#### Stated exercise:
Skip the pictures. Reproduce all other material exactly.

#### Information given:

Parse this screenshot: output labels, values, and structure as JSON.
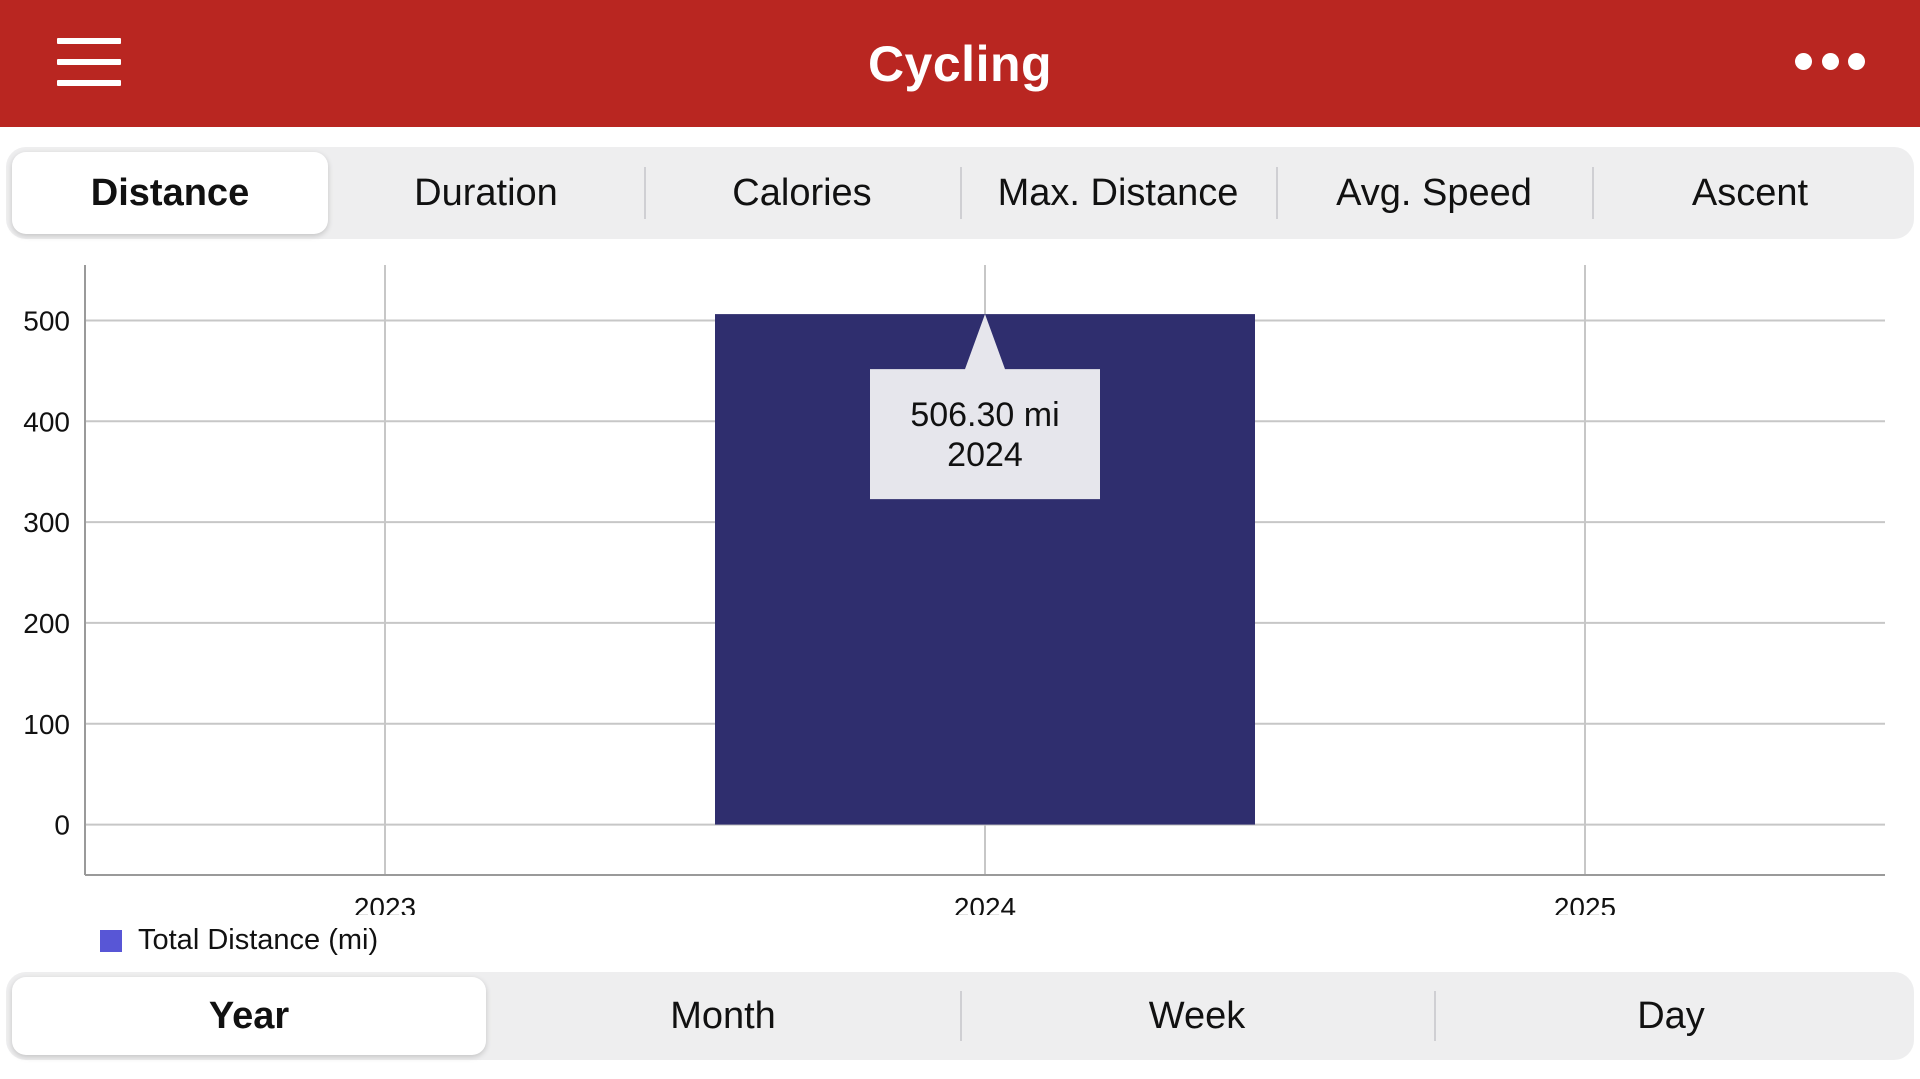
{
  "navbar": {
    "title": "Cycling",
    "menu_icon": "hamburger-menu-icon",
    "more_icon": "ellipsis-icon",
    "bg_color": "#b92621"
  },
  "metric_tabs": {
    "items": [
      "Distance",
      "Duration",
      "Calories",
      "Max. Distance",
      "Avg. Speed",
      "Ascent"
    ],
    "selected": "Distance"
  },
  "period_tabs": {
    "items": [
      "Year",
      "Month",
      "Week",
      "Day"
    ],
    "selected": "Year"
  },
  "chart_data": {
    "type": "bar",
    "categories": [
      "2023",
      "2024",
      "2025"
    ],
    "series": [
      {
        "name": "Total Distance (mi)",
        "values": [
          null,
          506.3,
          null
        ],
        "color": "#2f2e6e",
        "legend_color": "#5856d6"
      }
    ],
    "y_ticks": [
      0,
      100,
      200,
      300,
      400,
      500
    ],
    "ylim": [
      -50,
      555
    ],
    "grid": true,
    "legend": "bottom-left",
    "tooltip": {
      "value": "506.30 mi",
      "label": "2024"
    }
  }
}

#### Response to the exercise:
Parse this screenshot: output labels, values, and structure as JSON.
{
  "navbar": {
    "title": "Cycling",
    "menu_icon": "hamburger-menu-icon",
    "more_icon": "ellipsis-icon",
    "bg_color": "#b92621"
  },
  "metric_tabs": {
    "items": [
      "Distance",
      "Duration",
      "Calories",
      "Max. Distance",
      "Avg. Speed",
      "Ascent"
    ],
    "selected": "Distance"
  },
  "period_tabs": {
    "items": [
      "Year",
      "Month",
      "Week",
      "Day"
    ],
    "selected": "Year"
  },
  "chart_data": {
    "type": "bar",
    "categories": [
      "2023",
      "2024",
      "2025"
    ],
    "series": [
      {
        "name": "Total Distance (mi)",
        "values": [
          null,
          506.3,
          null
        ],
        "color": "#2f2e6e",
        "legend_color": "#5856d6"
      }
    ],
    "y_ticks": [
      0,
      100,
      200,
      300,
      400,
      500
    ],
    "ylim": [
      -50,
      555
    ],
    "grid": true,
    "legend": "bottom-left",
    "tooltip": {
      "value": "506.30 mi",
      "label": "2024"
    }
  }
}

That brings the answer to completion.